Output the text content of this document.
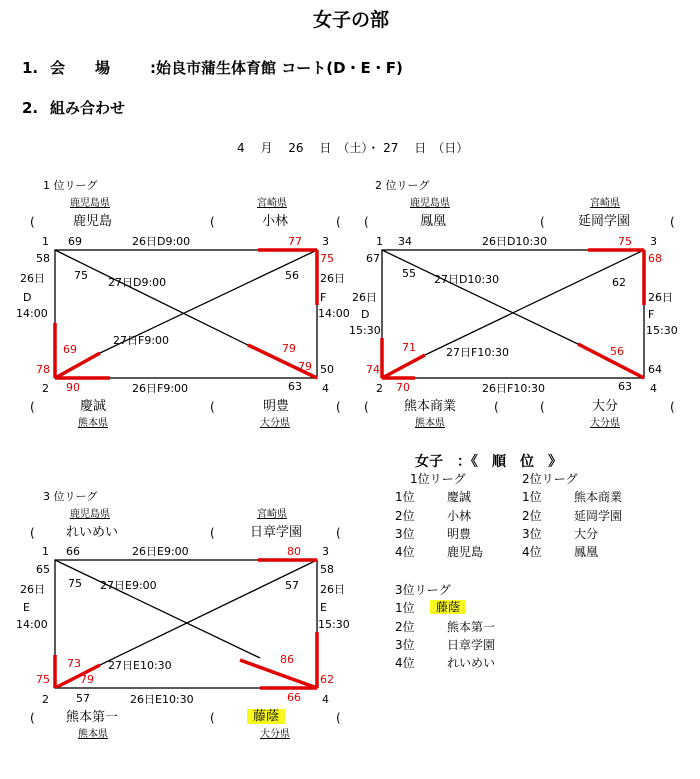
女子の部
1. 会　　場	:始良市蒲生体育館 コート(D・E・F)
2. 組み合わせ
4　 月　 26　 日　（土）・ 27　 日　（日）
1 位リーグ
鹿児島県	宮崎県
(	鹿児島	(	小林	(
1 69	26日D9:00	77 3
58
26日
D
14:00
78
75
26日
F
14:00
50
75
27日D9:00
56
27日F9:00
69	79
79
2 90	26日F9:00	63 4
(	慶誠	(	明豊	(
熊本県	大分県
2 位リーグ
鹿児島県	宮崎県
(	鳳凰	(	延岡学園	(
1 34	26日D10:30	75 3
67
26日
D
15:30
74
68
26日
F
15:30
64
55 27日D10:30	62
27日F10:30
71	56
2 70	26日F10:30	63 4
(	熊本商業	(	(	大分	(
熊本県	大分県
3 位リーグ
鹿児島県	宮崎県
( れいめい	(	日章学園	(
1 66	26日E9:00	80 3
65
26日
E
14:00
75
58
26日
E
15:30
62
75 27日E9:00	57
27日E10:30
73
79
86
2 57	26日E10:30	66 4
( 熊本第一	(	藤蔭	(
熊本県	大分県
女子　：《　順　位　》
1位リーグ	2位リーグ
1位	慶誠
2位	小林
3位	明豊
4位	鹿児島
1位	熊本商業
2位	延岡学園
3位	大分
4位	鳳凰
3位リーグ
1位	藤蔭
2位	熊本第一
3位	日章学園
4位	れいめい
····················
### Task to carry out
Return each line exactly as written. Any picture gets left out.

### Exercise solution
Output the text content of this document.
女子の部
1. 会　　場	:始良市蒲生体育館 コート(D・E・F)
2. 組み合わせ
4　 月　 26　 日　（土）・ 27　 日　（日）
1 位リーグ
鹿児島県	宮崎県
(	鹿児島	(	小林	(
1 69	26日D9:00	77 3
58
26日
D
14:00
78
75
26日
F
14:00
50
75
27日D9:00
56
27日F9:00
69	79
79
2 90	26日F9:00	63 4
(	慶誠	(	明豊	(
熊本県	大分県
2 位リーグ
鹿児島県	宮崎県
(	鳳凰	(	延岡学園	(
1 34	26日D10:30	75 3
67
26日
D
15:30
74
68
26日
F
15:30
64
55 27日D10:30	62
27日F10:30
71	56
2 70	26日F10:30	63 4
(	熊本商業	(	(	大分	(
熊本県	大分県
3 位リーグ
鹿児島県	宮崎県
( れいめい	(	日章学園	(
1 66	26日E9:00	80 3
65
26日
E
14:00
75
58
26日
E
15:30
62
75 27日E9:00	57
27日E10:30
73
79
86
2 57	26日E10:30	66 4
( 熊本第一	(	藤蔭	(
熊本県	大分県
女子　：《　順　位　》
1位リーグ	2位リーグ
1位	慶誠
2位	小林
3位	明豊
4位	鹿児島
1位	熊本商業
2位	延岡学園
3位	大分
4位	鳳凰
3位リーグ
1位	藤蔭
2位	熊本第一
3位	日章学園
4位	れいめい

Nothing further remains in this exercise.